## Data records

****************************************

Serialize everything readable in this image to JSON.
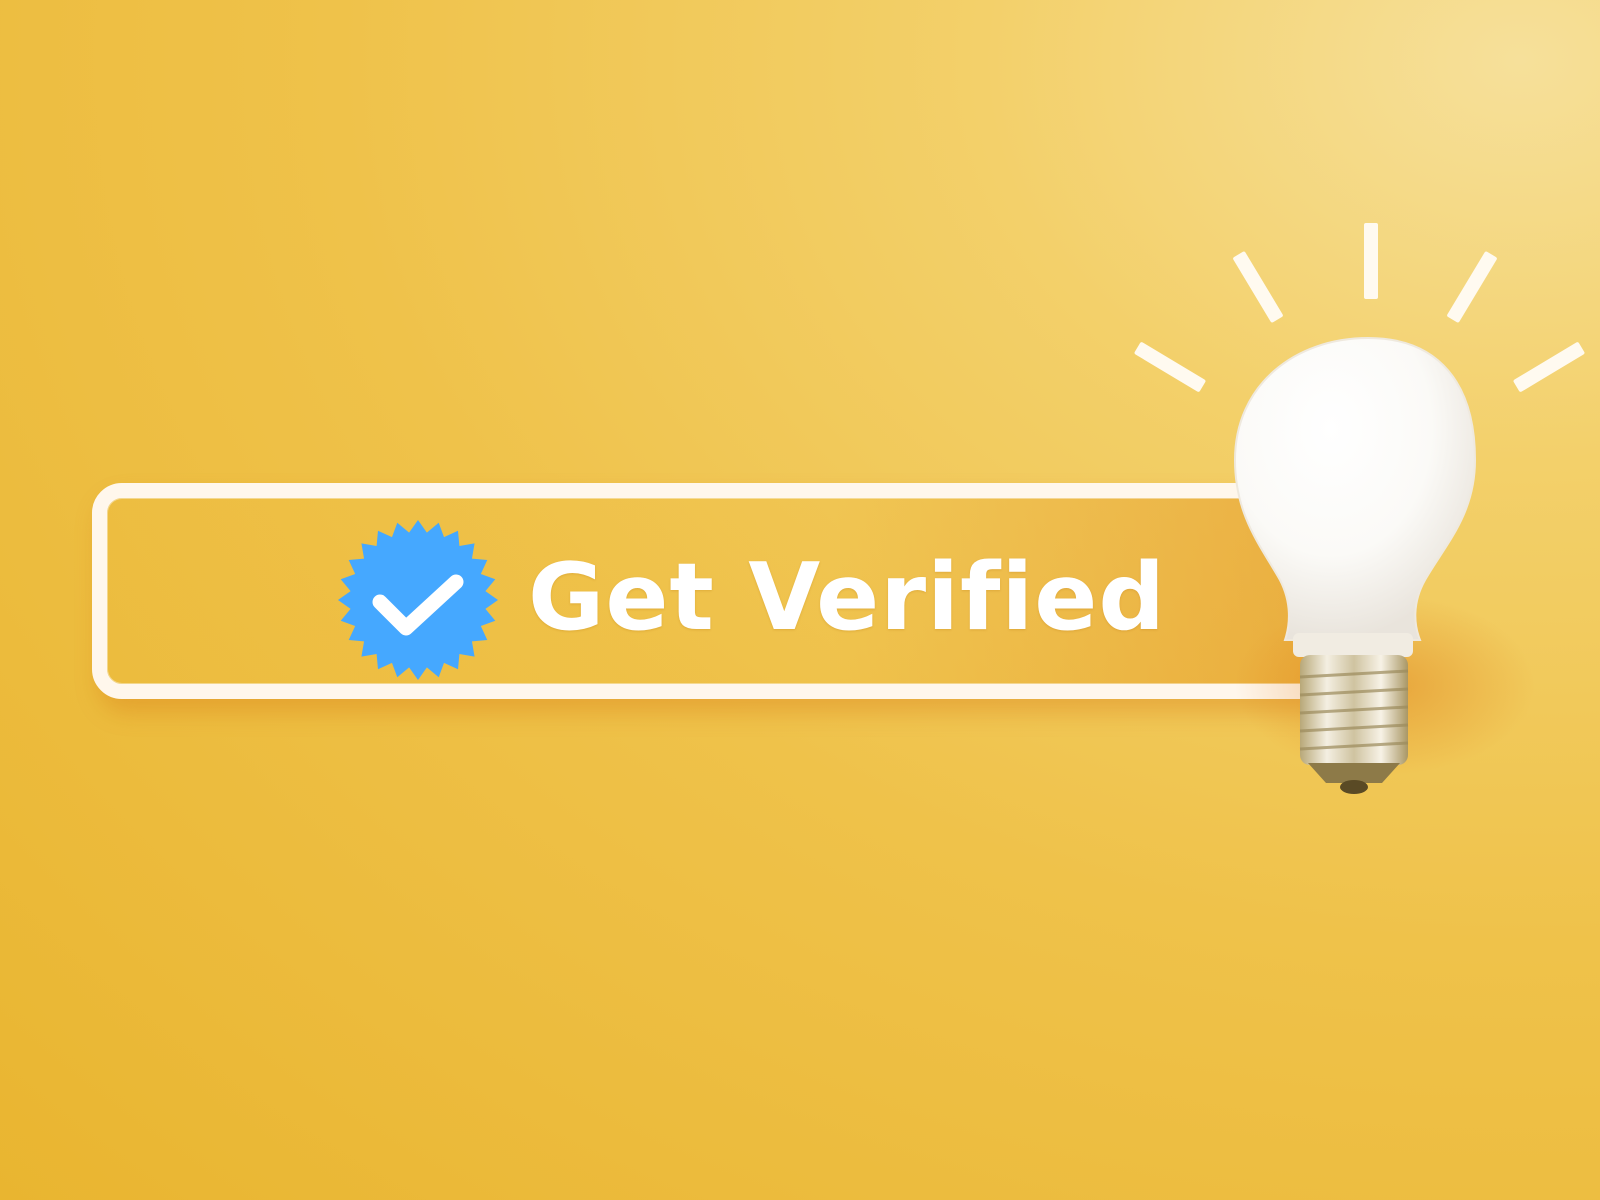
{
  "cta": {
    "label": "Get Verified",
    "badge_icon": "verified-check-badge-icon",
    "badge_color": "#45a8ff",
    "text_color": "#ffffff"
  },
  "illustration": {
    "icon": "lightbulb-icon",
    "background_color": "#efc24a",
    "frame_color": "#fff7ec"
  }
}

****************************************

## Set task
Print all the records again exactly; do not include any picture.

## Answer to this problem
Serialize everything readable in this image to JSON.
{
  "cta": {
    "label": "Get Verified",
    "badge_icon": "verified-check-badge-icon",
    "badge_color": "#45a8ff",
    "text_color": "#ffffff"
  },
  "illustration": {
    "icon": "lightbulb-icon",
    "background_color": "#efc24a",
    "frame_color": "#fff7ec"
  }
}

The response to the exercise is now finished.